REQUEST:
Lines containing "JSON" are to be counted. Report the count alone.

DATA RECORDS:
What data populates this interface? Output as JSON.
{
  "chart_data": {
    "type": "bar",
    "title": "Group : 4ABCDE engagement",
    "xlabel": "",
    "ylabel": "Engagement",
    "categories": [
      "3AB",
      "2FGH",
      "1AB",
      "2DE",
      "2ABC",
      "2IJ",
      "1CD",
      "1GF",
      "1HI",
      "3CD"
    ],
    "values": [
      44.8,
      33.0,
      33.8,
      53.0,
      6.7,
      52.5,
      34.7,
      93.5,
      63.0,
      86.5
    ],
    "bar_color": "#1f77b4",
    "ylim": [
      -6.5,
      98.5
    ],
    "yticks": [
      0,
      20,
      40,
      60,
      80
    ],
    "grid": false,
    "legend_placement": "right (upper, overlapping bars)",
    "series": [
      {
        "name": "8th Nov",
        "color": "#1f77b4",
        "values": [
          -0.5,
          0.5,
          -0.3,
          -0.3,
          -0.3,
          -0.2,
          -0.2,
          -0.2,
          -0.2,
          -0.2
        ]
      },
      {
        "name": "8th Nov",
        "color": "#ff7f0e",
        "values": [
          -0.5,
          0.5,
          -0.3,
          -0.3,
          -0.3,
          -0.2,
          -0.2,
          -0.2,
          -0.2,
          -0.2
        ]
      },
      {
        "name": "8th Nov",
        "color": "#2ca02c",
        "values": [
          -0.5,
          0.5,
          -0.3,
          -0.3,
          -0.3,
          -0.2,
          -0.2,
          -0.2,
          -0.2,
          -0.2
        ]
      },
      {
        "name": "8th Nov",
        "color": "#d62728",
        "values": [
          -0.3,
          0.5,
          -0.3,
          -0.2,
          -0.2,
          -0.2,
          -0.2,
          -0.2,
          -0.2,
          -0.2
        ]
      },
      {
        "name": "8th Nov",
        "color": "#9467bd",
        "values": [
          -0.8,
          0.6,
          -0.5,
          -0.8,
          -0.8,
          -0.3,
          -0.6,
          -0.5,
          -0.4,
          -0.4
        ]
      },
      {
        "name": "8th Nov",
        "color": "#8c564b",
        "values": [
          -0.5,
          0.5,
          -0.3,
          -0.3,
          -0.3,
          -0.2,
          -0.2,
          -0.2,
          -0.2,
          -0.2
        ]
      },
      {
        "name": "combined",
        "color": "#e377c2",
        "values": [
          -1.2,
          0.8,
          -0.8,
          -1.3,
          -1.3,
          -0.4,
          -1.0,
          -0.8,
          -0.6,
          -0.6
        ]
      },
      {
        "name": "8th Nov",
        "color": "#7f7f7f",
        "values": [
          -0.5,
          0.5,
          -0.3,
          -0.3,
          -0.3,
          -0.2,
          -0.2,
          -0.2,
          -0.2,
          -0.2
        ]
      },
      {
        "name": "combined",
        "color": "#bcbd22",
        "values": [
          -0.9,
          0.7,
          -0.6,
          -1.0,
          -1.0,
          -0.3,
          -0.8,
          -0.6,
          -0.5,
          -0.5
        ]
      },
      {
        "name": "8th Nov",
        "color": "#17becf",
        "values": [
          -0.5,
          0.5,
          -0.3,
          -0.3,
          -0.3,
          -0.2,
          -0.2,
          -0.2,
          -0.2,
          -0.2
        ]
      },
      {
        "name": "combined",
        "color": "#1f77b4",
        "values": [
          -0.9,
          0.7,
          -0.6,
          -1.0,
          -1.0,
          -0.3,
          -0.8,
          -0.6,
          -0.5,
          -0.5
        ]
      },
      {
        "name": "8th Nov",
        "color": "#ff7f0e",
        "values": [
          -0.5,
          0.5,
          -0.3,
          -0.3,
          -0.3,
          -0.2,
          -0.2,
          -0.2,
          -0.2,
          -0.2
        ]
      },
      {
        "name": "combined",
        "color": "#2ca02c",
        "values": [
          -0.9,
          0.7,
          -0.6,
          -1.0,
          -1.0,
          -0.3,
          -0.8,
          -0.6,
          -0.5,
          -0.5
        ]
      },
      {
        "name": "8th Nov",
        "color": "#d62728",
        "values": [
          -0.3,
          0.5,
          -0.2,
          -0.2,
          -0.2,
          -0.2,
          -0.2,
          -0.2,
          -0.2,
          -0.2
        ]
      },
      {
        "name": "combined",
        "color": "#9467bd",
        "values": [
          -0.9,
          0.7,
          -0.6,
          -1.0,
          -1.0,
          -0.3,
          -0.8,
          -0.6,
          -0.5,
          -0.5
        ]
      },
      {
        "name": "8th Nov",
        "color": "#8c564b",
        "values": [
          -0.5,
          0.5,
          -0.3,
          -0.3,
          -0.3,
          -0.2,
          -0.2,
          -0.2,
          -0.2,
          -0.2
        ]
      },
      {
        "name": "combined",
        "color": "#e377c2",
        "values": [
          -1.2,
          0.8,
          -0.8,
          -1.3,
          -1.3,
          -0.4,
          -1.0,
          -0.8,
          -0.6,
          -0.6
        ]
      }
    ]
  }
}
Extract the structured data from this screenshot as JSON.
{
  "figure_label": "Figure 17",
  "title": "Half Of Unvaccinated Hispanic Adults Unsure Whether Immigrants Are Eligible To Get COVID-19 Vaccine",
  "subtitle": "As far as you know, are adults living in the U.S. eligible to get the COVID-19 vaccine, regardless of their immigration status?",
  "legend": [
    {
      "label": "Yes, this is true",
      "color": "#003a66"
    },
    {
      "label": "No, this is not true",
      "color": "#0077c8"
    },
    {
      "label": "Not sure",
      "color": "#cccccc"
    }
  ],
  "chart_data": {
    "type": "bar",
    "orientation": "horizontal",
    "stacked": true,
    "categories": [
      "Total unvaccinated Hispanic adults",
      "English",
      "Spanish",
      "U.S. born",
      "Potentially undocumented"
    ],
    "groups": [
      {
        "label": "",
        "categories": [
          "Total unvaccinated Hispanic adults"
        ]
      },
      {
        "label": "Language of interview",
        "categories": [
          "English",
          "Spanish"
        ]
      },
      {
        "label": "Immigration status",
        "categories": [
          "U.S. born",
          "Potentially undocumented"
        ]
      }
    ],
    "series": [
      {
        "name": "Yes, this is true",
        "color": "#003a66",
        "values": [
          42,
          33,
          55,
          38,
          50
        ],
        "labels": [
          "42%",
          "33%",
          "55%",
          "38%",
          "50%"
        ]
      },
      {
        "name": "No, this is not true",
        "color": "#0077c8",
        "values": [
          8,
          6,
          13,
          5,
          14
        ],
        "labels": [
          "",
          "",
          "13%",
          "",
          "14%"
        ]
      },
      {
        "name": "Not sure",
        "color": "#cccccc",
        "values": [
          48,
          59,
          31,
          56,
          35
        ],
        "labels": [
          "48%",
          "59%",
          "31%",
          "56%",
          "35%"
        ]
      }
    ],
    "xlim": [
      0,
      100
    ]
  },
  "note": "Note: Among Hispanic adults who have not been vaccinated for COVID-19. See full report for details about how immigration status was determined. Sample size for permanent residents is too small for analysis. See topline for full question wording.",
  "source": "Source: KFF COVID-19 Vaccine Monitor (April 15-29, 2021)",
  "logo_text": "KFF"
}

WRITTEN REPLY:
2